**Task objective**
Lift every line from the entries that includes the word "Sicherheit".

<<<<

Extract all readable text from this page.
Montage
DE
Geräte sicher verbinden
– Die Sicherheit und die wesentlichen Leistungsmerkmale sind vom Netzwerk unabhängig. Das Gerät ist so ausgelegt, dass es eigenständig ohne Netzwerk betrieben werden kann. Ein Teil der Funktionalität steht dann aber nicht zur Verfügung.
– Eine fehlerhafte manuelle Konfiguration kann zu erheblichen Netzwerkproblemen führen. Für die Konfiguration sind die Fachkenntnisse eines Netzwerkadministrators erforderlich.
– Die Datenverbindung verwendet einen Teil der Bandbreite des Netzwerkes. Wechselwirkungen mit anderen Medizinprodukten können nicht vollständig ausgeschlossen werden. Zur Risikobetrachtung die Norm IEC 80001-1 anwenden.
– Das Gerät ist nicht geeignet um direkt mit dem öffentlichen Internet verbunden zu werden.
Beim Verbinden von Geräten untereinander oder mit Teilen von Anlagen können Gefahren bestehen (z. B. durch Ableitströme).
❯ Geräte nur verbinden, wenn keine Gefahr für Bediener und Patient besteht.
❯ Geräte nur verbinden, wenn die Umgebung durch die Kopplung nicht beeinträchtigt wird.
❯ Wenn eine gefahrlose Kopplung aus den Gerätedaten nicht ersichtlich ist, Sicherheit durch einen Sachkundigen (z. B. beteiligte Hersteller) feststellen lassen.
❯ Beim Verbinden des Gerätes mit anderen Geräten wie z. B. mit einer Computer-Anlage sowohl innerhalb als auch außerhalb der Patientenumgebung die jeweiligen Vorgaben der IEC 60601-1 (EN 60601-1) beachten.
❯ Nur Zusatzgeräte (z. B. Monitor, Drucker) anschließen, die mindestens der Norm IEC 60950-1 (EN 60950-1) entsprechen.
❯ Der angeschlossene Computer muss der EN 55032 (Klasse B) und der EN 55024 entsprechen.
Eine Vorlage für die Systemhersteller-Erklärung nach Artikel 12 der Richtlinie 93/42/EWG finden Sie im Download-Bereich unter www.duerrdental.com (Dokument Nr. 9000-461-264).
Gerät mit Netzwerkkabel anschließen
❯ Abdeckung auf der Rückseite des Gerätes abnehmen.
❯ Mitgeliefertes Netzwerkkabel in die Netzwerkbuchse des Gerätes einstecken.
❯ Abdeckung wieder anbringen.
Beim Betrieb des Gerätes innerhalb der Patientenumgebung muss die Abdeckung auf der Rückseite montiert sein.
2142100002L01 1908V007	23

>>>>

**Written solution**
– Die Sicherheit und die wesentlichen Leistungsmerkmale sind vom Netzwerk unabhängig. Das Gerät ist so ausgelegt, dass es eigenständig ohne Netzwerk betrieben werden kann. Ein Teil der Funktionalität steht dann aber nicht zur Verfügung.
❯ Wenn eine gefahrlose Kopplung aus den Gerätedaten nicht ersichtlich ist, Sicherheit durch einen Sachkundigen (z. B. beteiligte Hersteller) feststellen lassen.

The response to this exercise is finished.